[Stored items]
_ _ _ _ _ _ _

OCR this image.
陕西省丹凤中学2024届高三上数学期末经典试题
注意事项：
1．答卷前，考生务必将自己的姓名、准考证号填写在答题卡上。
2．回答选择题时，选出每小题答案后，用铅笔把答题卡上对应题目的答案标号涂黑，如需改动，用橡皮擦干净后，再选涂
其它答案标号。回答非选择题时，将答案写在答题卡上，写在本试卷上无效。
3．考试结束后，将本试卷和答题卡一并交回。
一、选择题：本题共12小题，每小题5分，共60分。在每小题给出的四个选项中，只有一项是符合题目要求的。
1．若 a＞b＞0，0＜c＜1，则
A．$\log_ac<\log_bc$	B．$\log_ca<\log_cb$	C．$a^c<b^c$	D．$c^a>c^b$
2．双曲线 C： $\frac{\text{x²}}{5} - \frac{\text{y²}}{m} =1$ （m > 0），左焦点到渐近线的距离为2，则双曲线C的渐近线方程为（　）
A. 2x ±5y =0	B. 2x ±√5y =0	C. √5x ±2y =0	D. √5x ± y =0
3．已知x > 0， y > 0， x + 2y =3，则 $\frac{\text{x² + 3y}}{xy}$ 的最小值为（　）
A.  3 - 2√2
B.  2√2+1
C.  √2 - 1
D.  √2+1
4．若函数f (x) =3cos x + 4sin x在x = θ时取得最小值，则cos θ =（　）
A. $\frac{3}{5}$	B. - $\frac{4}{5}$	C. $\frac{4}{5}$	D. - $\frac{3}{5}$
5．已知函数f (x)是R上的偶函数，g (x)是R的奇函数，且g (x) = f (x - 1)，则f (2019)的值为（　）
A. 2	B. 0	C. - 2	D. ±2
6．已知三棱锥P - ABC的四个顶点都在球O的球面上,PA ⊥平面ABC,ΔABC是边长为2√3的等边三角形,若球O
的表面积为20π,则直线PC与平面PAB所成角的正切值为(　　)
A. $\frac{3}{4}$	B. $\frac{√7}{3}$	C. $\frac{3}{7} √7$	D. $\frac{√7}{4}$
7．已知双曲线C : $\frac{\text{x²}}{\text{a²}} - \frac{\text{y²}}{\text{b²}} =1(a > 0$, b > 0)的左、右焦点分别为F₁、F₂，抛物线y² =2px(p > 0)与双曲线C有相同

_ _ _ _ _ _ _

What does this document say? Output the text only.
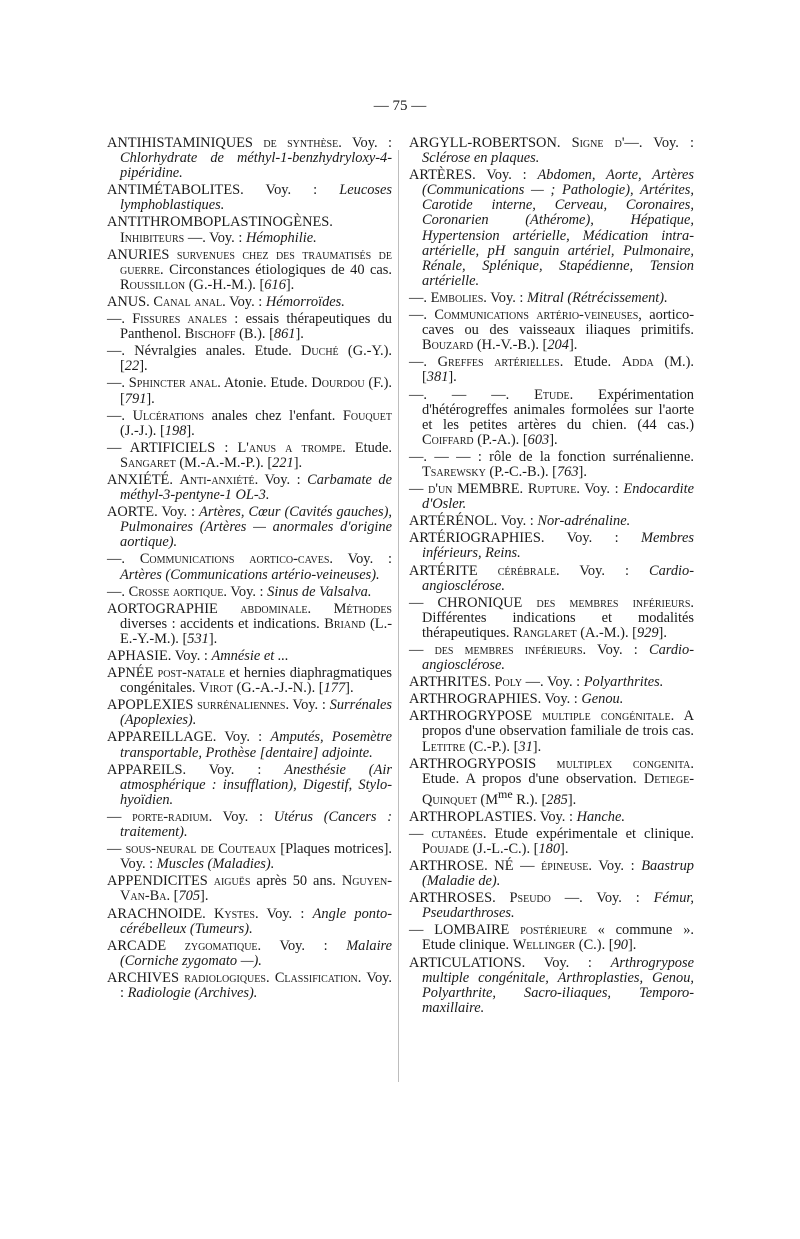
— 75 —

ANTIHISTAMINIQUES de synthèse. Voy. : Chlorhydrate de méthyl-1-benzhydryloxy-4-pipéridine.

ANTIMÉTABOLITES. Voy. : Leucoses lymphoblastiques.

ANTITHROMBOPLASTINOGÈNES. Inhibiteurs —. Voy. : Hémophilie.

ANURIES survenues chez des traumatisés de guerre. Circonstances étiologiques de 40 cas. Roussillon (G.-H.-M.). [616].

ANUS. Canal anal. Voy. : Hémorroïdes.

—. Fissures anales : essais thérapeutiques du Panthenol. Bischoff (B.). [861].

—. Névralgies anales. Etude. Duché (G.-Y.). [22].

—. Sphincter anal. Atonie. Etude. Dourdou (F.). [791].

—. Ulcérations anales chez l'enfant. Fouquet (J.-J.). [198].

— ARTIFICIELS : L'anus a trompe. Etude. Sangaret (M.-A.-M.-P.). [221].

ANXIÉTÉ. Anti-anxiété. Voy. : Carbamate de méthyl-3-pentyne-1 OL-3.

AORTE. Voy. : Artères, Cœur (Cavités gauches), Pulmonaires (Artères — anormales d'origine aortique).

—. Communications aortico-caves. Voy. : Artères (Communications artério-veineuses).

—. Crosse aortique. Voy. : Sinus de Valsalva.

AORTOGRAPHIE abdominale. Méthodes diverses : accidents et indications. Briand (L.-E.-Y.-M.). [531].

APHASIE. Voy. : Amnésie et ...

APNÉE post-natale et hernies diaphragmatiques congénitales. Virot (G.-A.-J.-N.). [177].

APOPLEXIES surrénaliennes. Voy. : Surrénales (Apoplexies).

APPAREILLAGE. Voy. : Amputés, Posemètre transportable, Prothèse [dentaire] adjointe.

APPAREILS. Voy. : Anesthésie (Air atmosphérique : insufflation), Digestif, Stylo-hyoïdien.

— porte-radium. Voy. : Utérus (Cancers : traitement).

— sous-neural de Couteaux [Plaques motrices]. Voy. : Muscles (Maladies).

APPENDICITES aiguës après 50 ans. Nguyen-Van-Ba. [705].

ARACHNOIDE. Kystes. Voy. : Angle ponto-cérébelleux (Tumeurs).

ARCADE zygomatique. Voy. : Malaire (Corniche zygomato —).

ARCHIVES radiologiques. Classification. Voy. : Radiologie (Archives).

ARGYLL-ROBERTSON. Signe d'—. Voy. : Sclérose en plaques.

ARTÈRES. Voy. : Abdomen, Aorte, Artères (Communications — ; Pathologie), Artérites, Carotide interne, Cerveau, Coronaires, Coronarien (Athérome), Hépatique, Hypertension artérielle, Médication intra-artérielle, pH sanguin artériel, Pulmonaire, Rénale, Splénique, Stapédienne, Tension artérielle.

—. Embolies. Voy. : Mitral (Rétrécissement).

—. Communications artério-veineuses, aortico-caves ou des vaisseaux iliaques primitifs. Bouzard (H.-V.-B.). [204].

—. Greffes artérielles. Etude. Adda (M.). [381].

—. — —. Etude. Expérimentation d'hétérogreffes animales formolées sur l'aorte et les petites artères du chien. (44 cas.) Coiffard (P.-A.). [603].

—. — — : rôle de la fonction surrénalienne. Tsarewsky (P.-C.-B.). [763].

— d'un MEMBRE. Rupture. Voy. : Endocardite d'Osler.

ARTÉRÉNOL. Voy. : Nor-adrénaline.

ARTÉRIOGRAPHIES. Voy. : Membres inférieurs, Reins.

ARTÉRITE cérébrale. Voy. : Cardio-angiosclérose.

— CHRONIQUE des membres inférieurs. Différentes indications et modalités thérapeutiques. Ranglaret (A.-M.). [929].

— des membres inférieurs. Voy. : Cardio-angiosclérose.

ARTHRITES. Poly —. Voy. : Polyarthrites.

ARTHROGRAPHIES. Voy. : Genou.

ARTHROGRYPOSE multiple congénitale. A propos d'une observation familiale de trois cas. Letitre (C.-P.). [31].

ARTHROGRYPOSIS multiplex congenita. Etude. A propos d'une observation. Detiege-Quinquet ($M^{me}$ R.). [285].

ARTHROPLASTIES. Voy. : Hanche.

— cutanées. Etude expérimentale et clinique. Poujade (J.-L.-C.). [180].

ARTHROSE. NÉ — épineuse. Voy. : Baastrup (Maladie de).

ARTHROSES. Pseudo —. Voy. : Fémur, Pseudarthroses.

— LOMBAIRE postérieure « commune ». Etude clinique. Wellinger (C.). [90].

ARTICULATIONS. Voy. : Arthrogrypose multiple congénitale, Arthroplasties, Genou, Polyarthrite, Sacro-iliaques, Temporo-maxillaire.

_ _ _ _ _ _ _

Directions for this task:
Search the data for the string "anales" and copy each line where it appears.

Answer to the task:
—. Fissures anales : essais thérapeutiques du Panthenol. Bischoff (B.). [861].
—. Névralgies anales. Etude. Duché (G.-Y.). [22].
—. Ulcérations anales chez l'enfant. Fouquet (J.-J.). [198].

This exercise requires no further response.